(Work to complete):
Copy the records that follow exactly as written, but not their pictures.

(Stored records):
○ ○ ○ ○
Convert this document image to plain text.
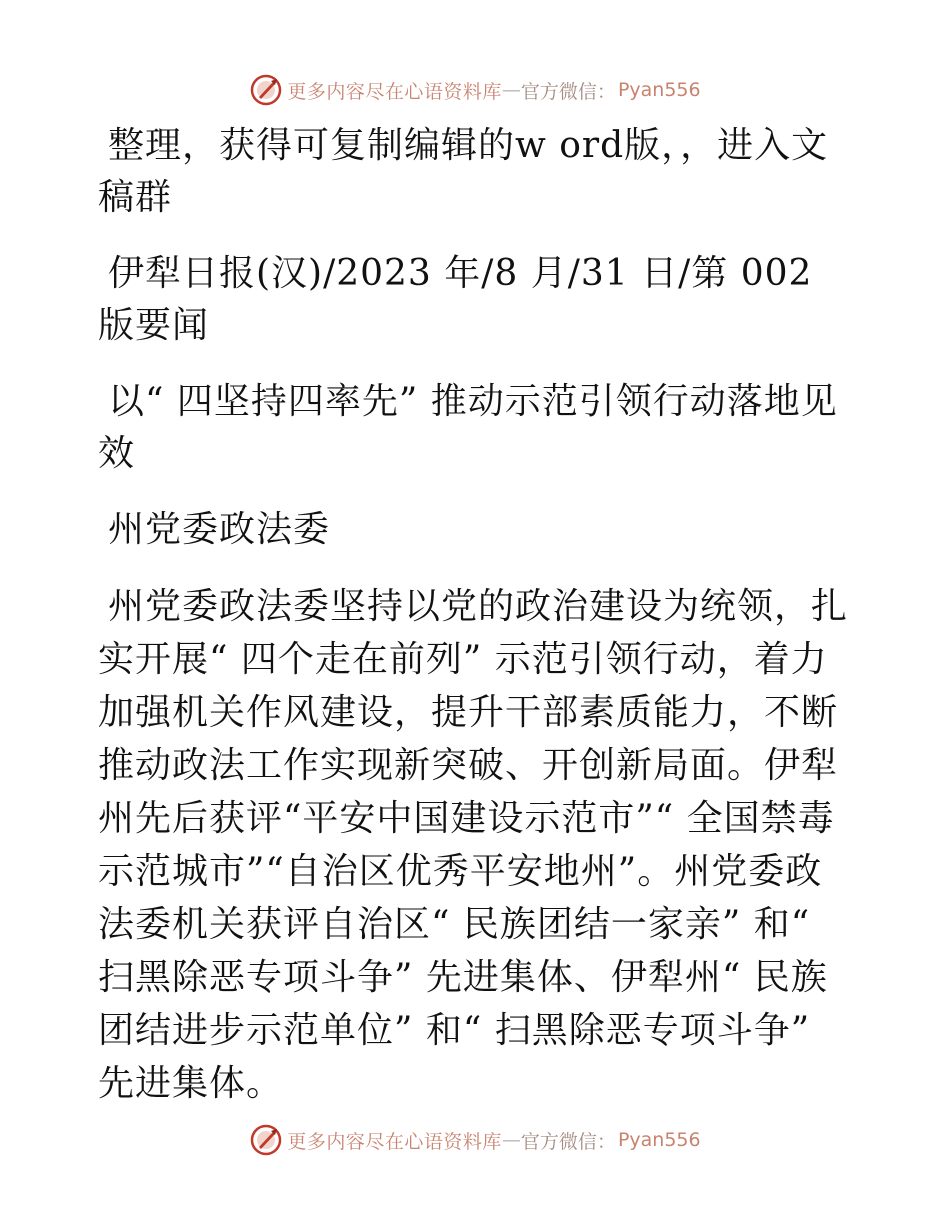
更多内容尽在心语资料库 — 官方微信： Pyan556

整理，获得可复制编辑的w ord版，，进入文稿群

伊犁日报(汉)/2023 年/8 月/31 日/第 002 版要闻

以“ 四坚持四率先” 推动示范引领行动落地见效

州党委政法委

州党委政法委坚持以党的政治建设为统领，扎实开展“ 四个走在前列” 示范引领行动，着力加强机关作风建设，提升干部素质能力，不断推动政法工作实现新突破、开创新局面。伊犁州先后获评“平安中国建设示范市”“ 全国禁毒示范城市”“自治区优秀平安地州”。州党委政法委机关获评自治区“ 民族团结一家亲” 和“ 扫黑除恶专项斗争” 先进集体、伊犁州“ 民族团结进步示范单位” 和“ 扫黑除恶专项斗争” 先进集体。

更多内容尽在心语资料库 — 官方微信： Pyan556
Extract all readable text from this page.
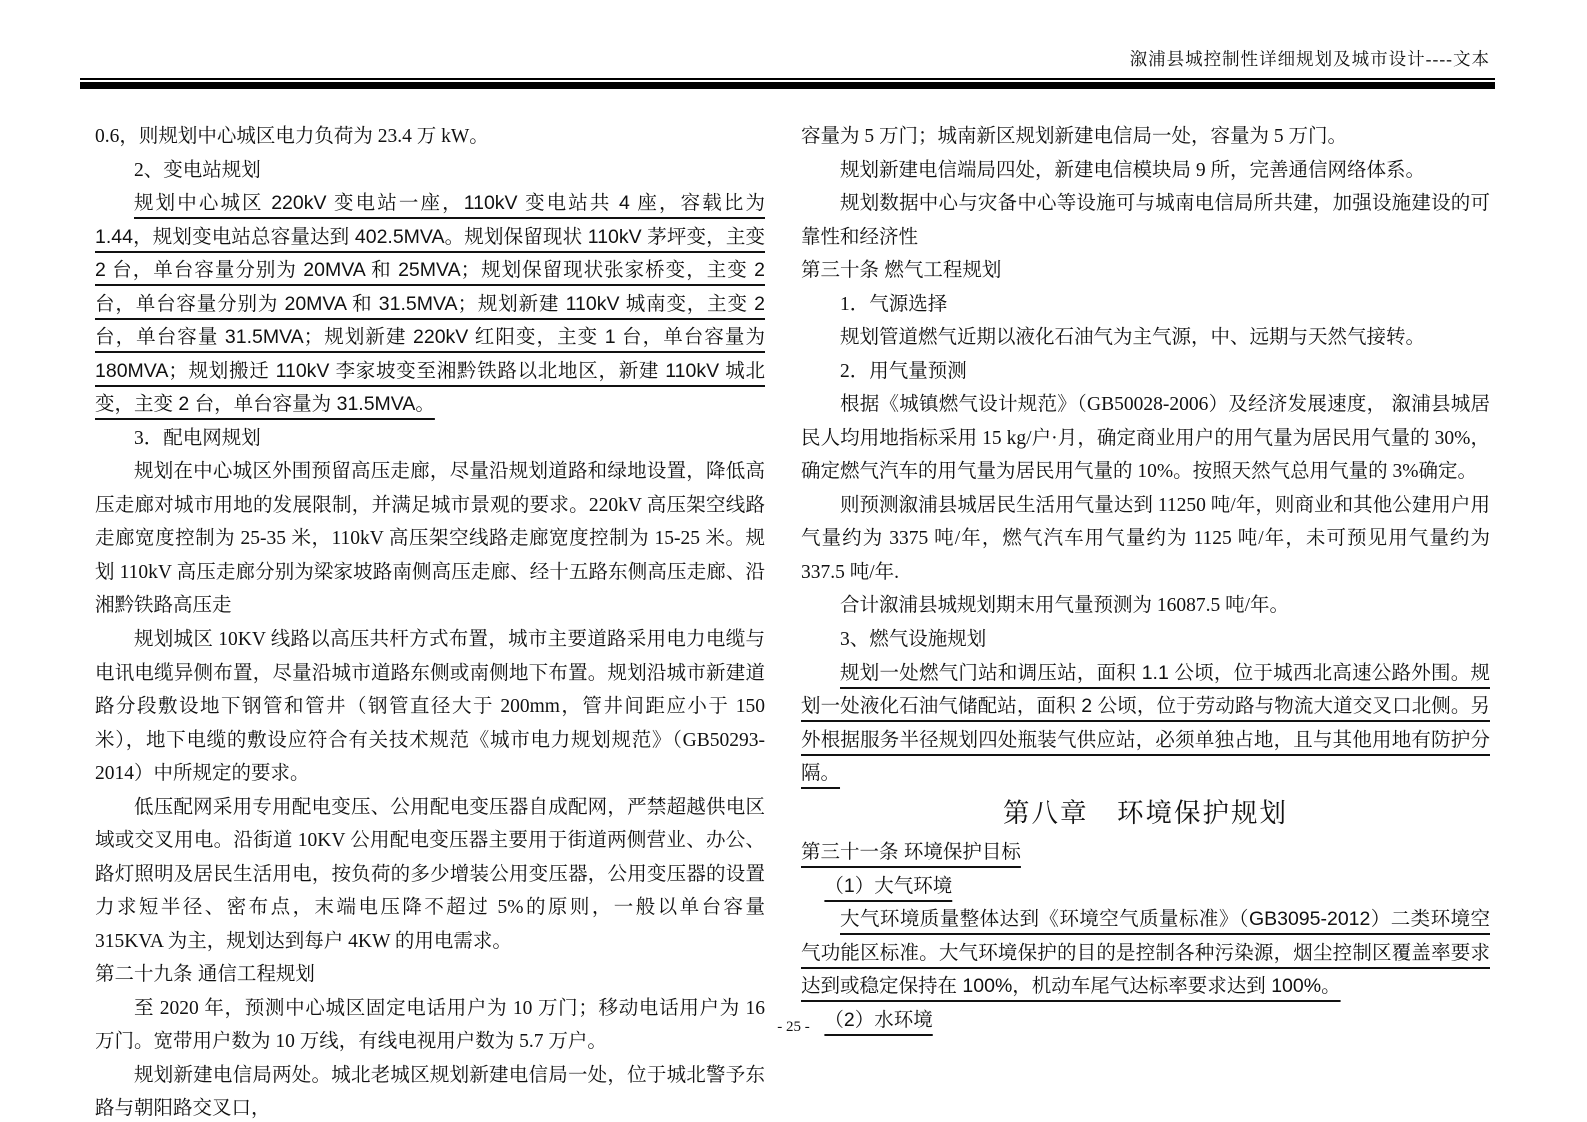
溆浦县城控制性详细规划及城市设计----文本

0.6，则规划中心城区电力负荷为 23.4 万 kW。

2、变电站规划

规划中心城区 220kV 变电站一座，110kV 变电站共 4 座，容载比为 1.44，规划变电站总容量达到 402.5MVA。规划保留现状 110kV 茅坪变，主变 2 台，单台容量分别为 20MVA 和 25MVA；规划保留现状张家桥变，主变 2 台，单台容量分别为 20MVA 和 31.5MVA；规划新建 110kV 城南变，主变 2 台，单台容量 31.5MVA；规划新建 220kV 红阳变，主变 1 台，单台容量为 180MVA；规划搬迁 110kV 李家坡变至湘黔铁路以北地区，新建 110kV 城北变，主变 2 台，单台容量为 31.5MVA。

3．配电网规划

规划在中心城区外围预留高压走廊，尽量沿规划道路和绿地设置，降低高压走廊对城市用地的发展限制，并满足城市景观的要求。220kV 高压架空线路走廊宽度控制为 25-35 米，110kV 高压架空线路走廊宽度控制为 15-25 米。规划 110kV 高压走廊分别为梁家坡路南侧高压走廊、经十五路东侧高压走廊、沿湘黔铁路高压走

规划城区 10KV 线路以高压共杆方式布置，城市主要道路采用电力电缆与电讯电缆异侧布置，尽量沿城市道路东侧或南侧地下布置。规划沿城市新建道路分段敷设地下钢管和管井（钢管直径大于 200mm，管井间距应小于 150 米），地下电缆的敷设应符合有关技术规范《城市电力规划规范》（GB50293-2014）中所规定的要求。

低压配网采用专用配电变压、公用配电变压器自成配网，严禁超越供电区域或交叉用电。沿街道 10KV 公用配电变压器主要用于街道两侧营业、办公、路灯照明及居民生活用电，按负荷的多少增装公用变压器，公用变压器的设置力求短半径、密布点，末端电压降不超过 5%的原则，一般以单台容量 315KVA 为主，规划达到每户 4KW 的用电需求。

第二十九条 通信工程规划

至 2020 年，预测中心城区固定电话用户为 10 万门；移动电话用户为 16 万门。宽带用户数为 10 万线，有线电视用户数为 5.7 万户。

规划新建电信局两处。城北老城区规划新建电信局一处，位于城北警予东路与朝阳路交叉口，

容量为 5 万门；城南新区规划新建电信局一处，容量为 5 万门。

规划新建电信端局四处，新建电信模块局 9 所，完善通信网络体系。

规划数据中心与灾备中心等设施可与城南电信局所共建，加强设施建设的可靠性和经济性

第三十条 燃气工程规划

1．气源选择

规划管道燃气近期以液化石油气为主气源，中、远期与天然气接转。

2．用气量预测

根据《城镇燃气设计规范》（GB50028-2006）及经济发展速度， 溆浦县城居民人均用地指标采用 15 kg/户·月，确定商业用户的用气量为居民用气量的 30%，确定燃气汽车的用气量为居民用气量的 10%。按照天然气总用气量的 3%确定。

则预测溆浦县城居民生活用气量达到 11250 吨/年，则商业和其他公建用户用气量约为 3375 吨/年，燃气汽车用气量约为 1125 吨/年，未可预见用气量约为 337.5 吨/年.

合计溆浦县城规划期末用气量预测为 16087.5 吨/年。

3、燃气设施规划

规划一处燃气门站和调压站，面积 1.1 公顷，位于城西北高速公路外围。规划一处液化石油气储配站，面积 2 公顷，位于劳动路与物流大道交叉口北侧。另外根据服务半径规划四处瓶装气供应站，必须单独占地，且与其他用地有防护分隔。

第八章　环境保护规划
第三十一条 环境保护目标
（1）大气环境

大气环境质量整体达到《环境空气质量标准》（GB3095-2012）二类环境空气功能区标准。大气环境保护的目的是控制各种污染源，烟尘控制区覆盖率要求达到或稳定保持在 100%，机动车尾气达标率要求达到 100%。

（2）水环境
- 25 -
○ ○ ○ ○
(Solution below):
Convert this document image to plain text.
更多内容尽在心语资料库 — 官方微信： Pyan556

整理，获得可复制编辑的w ord版，，进入文稿群

伊犁日报(汉)/2023 年/8 月/31 日/第 002 版要闻

以“ 四坚持四率先” 推动示范引领行动落地见效

州党委政法委

州党委政法委坚持以党的政治建设为统领，扎实开展“ 四个走在前列” 示范引领行动，着力加强机关作风建设，提升干部素质能力，不断推动政法工作实现新突破、开创新局面。伊犁州先后获评“平安中国建设示范市”“ 全国禁毒示范城市”“自治区优秀平安地州”。州党委政法委机关获评自治区“ 民族团结一家亲” 和“ 扫黑除恶专项斗争” 先进集体、伊犁州“ 民族团结进步示范单位” 和“ 扫黑除恶专项斗争” 先进集体。

更多内容尽在心语资料库 — 官方微信： Pyan556
Extract all readable text from this page.
溆浦县城控制性详细规划及城市设计----文本

0.6，则规划中心城区电力负荷为 23.4 万 kW。

2、变电站规划

规划中心城区 220kV 变电站一座，110kV 变电站共 4 座，容载比为 1.44，规划变电站总容量达到 402.5MVA。规划保留现状 110kV 茅坪变，主变 2 台，单台容量分别为 20MVA 和 25MVA；规划保留现状张家桥变，主变 2 台，单台容量分别为 20MVA 和 31.5MVA；规划新建 110kV 城南变，主变 2 台，单台容量 31.5MVA；规划新建 220kV 红阳变，主变 1 台，单台容量为 180MVA；规划搬迁 110kV 李家坡变至湘黔铁路以北地区，新建 110kV 城北变，主变 2 台，单台容量为 31.5MVA。

3．配电网规划

规划在中心城区外围预留高压走廊，尽量沿规划道路和绿地设置，降低高压走廊对城市用地的发展限制，并满足城市景观的要求。220kV 高压架空线路走廊宽度控制为 25-35 米，110kV 高压架空线路走廊宽度控制为 15-25 米。规划 110kV 高压走廊分别为梁家坡路南侧高压走廊、经十五路东侧高压走廊、沿湘黔铁路高压走

规划城区 10KV 线路以高压共杆方式布置，城市主要道路采用电力电缆与电讯电缆异侧布置，尽量沿城市道路东侧或南侧地下布置。规划沿城市新建道路分段敷设地下钢管和管井（钢管直径大于 200mm，管井间距应小于 150 米），地下电缆的敷设应符合有关技术规范《城市电力规划规范》（GB50293-2014）中所规定的要求。

低压配网采用专用配电变压、公用配电变压器自成配网，严禁超越供电区域或交叉用电。沿街道 10KV 公用配电变压器主要用于街道两侧营业、办公、路灯照明及居民生活用电，按负荷的多少增装公用变压器，公用变压器的设置力求短半径、密布点，末端电压降不超过 5%的原则，一般以单台容量 315KVA 为主，规划达到每户 4KW 的用电需求。

第二十九条 通信工程规划

至 2020 年，预测中心城区固定电话用户为 10 万门；移动电话用户为 16 万门。宽带用户数为 10 万线，有线电视用户数为 5.7 万户。

规划新建电信局两处。城北老城区规划新建电信局一处，位于城北警予东路与朝阳路交叉口，

容量为 5 万门；城南新区规划新建电信局一处，容量为 5 万门。

规划新建电信端局四处，新建电信模块局 9 所，完善通信网络体系。

规划数据中心与灾备中心等设施可与城南电信局所共建，加强设施建设的可靠性和经济性

第三十条 燃气工程规划

1．气源选择

规划管道燃气近期以液化石油气为主气源，中、远期与天然气接转。

2．用气量预测

根据《城镇燃气设计规范》（GB50028-2006）及经济发展速度， 溆浦县城居民人均用地指标采用 15 kg/户·月，确定商业用户的用气量为居民用气量的 30%，确定燃气汽车的用气量为居民用气量的 10%。按照天然气总用气量的 3%确定。

则预测溆浦县城居民生活用气量达到 11250 吨/年，则商业和其他公建用户用气量约为 3375 吨/年，燃气汽车用气量约为 1125 吨/年，未可预见用气量约为 337.5 吨/年.

合计溆浦县城规划期末用气量预测为 16087.5 吨/年。

3、燃气设施规划

规划一处燃气门站和调压站，面积 1.1 公顷，位于城西北高速公路外围。规划一处液化石油气储配站，面积 2 公顷，位于劳动路与物流大道交叉口北侧。另外根据服务半径规划四处瓶装气供应站，必须单独占地，且与其他用地有防护分隔。

第八章　环境保护规划
第三十一条 环境保护目标
（1）大气环境

大气环境质量整体达到《环境空气质量标准》（GB3095-2012）二类环境空气功能区标准。大气环境保护的目的是控制各种污染源，烟尘控制区覆盖率要求达到或稳定保持在 100%，机动车尾气达标率要求达到 100%。

（2）水环境
- 25 -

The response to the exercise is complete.